[Start]

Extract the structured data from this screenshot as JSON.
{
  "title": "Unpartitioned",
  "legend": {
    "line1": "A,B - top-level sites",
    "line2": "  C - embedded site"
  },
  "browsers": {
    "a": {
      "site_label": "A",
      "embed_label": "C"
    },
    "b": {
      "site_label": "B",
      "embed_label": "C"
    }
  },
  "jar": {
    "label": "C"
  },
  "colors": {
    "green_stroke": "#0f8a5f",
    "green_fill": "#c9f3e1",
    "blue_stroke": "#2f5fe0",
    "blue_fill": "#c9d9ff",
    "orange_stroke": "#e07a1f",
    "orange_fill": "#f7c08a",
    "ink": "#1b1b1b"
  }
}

[End]

Exercise details
Print the records above in full, exactly.

Solution to this problem
Extract the structured data from this screenshot as JSON.
{
  "title": "Unpartitioned",
  "legend": {
    "line1": "A,B - top-level sites",
    "line2": "  C - embedded site"
  },
  "browsers": {
    "a": {
      "site_label": "A",
      "embed_label": "C"
    },
    "b": {
      "site_label": "B",
      "embed_label": "C"
    }
  },
  "jar": {
    "label": "C"
  },
  "colors": {
    "green_stroke": "#0f8a5f",
    "green_fill": "#c9f3e1",
    "blue_stroke": "#2f5fe0",
    "blue_fill": "#c9d9ff",
    "orange_stroke": "#e07a1f",
    "orange_fill": "#f7c08a",
    "ink": "#1b1b1b"
  }
}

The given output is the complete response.